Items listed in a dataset

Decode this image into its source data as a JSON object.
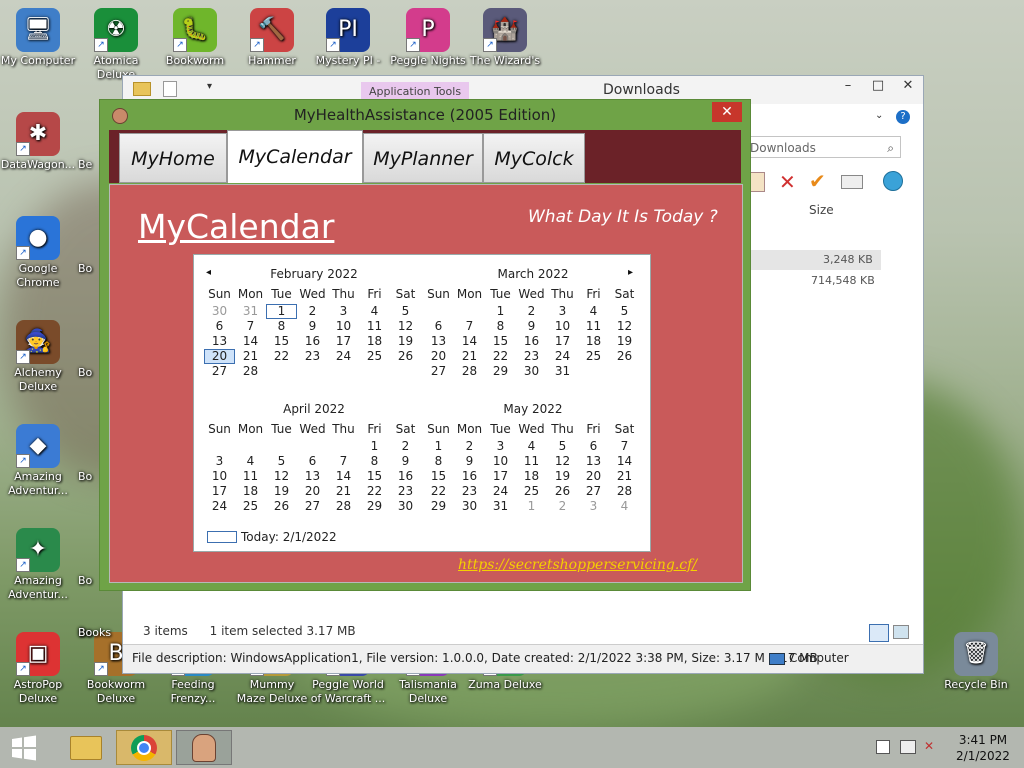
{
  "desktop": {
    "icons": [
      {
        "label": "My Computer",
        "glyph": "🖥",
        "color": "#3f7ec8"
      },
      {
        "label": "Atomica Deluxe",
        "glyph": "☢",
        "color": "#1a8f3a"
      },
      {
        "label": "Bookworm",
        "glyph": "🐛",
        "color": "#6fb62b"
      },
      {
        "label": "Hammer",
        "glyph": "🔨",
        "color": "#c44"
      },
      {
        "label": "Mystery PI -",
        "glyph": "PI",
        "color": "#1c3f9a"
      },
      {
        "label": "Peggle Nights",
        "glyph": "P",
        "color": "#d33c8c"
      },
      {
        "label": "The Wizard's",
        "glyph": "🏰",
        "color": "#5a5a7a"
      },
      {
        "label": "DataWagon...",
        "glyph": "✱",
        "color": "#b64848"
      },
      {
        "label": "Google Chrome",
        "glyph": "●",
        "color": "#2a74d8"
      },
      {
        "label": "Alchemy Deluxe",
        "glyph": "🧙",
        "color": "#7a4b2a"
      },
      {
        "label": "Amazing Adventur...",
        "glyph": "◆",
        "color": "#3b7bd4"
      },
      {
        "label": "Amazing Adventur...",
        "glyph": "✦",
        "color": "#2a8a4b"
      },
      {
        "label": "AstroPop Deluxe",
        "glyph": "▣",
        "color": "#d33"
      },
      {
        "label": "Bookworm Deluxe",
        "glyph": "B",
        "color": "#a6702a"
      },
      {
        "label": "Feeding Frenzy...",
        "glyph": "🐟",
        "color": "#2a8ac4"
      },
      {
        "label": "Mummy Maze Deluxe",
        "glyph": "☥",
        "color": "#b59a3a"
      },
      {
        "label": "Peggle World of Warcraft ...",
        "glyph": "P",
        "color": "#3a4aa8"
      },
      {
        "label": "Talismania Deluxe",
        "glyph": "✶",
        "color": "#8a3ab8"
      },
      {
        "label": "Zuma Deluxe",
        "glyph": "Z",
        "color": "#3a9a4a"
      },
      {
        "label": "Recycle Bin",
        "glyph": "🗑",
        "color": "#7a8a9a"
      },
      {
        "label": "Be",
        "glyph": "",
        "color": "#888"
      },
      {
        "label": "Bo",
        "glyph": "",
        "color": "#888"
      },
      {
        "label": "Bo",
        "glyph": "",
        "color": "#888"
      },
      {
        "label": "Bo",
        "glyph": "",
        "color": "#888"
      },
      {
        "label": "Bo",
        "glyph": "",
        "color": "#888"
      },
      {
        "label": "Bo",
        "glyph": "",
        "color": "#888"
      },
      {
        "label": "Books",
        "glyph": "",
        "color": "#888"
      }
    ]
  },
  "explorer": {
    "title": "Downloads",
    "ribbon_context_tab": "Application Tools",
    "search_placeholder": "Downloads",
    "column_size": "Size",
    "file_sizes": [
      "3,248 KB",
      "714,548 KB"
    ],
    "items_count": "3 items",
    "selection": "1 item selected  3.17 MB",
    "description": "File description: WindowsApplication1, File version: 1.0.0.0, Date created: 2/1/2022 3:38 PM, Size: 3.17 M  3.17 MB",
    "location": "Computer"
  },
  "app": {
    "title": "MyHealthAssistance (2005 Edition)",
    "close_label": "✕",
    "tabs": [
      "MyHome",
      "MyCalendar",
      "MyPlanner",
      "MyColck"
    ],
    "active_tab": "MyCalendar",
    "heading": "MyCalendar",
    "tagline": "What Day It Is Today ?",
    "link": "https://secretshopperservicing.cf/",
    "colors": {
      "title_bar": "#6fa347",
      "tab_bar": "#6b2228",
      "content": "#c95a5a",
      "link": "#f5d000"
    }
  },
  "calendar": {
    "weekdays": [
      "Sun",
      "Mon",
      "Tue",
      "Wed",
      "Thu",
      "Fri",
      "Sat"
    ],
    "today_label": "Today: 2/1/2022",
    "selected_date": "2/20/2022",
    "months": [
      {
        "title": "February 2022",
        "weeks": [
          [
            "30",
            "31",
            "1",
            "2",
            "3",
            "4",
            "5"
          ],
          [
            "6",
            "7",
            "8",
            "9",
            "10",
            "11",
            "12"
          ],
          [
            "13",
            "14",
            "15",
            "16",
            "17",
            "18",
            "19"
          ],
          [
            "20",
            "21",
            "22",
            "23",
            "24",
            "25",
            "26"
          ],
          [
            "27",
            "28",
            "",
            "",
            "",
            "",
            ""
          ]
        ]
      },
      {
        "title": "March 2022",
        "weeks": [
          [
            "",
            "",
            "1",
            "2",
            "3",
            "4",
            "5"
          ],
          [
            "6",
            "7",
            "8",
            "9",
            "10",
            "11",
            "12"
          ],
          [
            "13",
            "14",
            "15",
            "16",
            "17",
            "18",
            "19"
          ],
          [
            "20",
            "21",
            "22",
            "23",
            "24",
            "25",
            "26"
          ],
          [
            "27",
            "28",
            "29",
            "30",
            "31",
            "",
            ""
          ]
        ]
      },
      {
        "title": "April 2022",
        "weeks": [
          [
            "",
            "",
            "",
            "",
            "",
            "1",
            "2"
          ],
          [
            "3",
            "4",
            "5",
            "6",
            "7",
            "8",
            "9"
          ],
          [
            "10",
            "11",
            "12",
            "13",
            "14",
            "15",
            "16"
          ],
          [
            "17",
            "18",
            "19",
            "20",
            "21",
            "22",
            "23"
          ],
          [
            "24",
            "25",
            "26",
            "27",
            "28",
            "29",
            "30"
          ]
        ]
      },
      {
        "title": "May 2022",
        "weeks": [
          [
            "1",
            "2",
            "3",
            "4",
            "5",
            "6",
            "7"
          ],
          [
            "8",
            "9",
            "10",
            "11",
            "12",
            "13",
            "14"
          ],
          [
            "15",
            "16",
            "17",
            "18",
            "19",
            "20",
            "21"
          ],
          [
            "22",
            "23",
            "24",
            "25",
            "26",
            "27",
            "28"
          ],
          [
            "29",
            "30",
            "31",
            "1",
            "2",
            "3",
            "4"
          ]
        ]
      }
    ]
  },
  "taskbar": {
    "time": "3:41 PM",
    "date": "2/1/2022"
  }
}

--

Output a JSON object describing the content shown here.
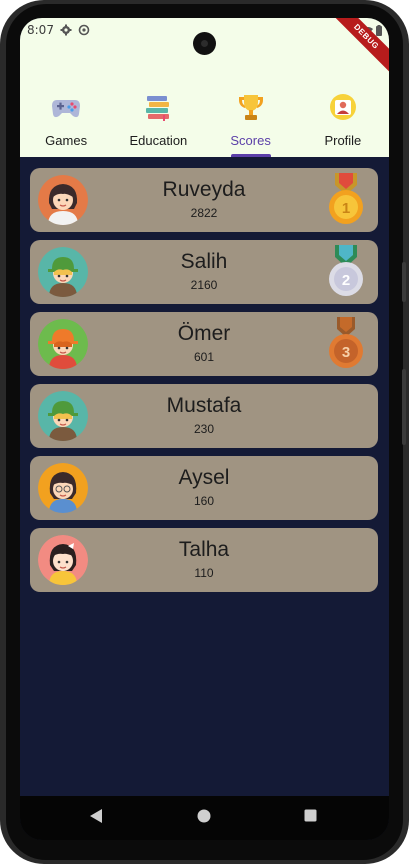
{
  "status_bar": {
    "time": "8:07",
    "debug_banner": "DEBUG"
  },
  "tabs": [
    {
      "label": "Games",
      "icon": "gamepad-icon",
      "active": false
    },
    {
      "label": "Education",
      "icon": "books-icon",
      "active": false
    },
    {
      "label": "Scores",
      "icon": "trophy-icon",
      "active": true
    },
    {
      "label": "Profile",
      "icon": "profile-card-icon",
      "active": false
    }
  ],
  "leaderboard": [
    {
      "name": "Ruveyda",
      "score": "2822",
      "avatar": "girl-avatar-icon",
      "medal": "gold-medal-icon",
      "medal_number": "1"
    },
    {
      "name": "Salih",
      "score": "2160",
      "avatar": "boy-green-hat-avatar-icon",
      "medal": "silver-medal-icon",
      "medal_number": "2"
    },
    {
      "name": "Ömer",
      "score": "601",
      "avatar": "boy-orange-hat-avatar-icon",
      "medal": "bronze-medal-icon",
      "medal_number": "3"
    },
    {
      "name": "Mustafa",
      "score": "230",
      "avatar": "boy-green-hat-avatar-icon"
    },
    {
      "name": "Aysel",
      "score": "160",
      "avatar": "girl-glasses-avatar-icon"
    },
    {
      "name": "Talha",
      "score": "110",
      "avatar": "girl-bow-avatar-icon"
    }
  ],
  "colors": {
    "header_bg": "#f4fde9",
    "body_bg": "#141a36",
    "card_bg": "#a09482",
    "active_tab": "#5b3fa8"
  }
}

EXERCISE BRIEF
Copy every line of the listing that contains the word "MyCalendar".

IN RESPONSE
      "MyCalendar",
    "active_tab": "MyCalendar",
    "heading": "MyCalendar",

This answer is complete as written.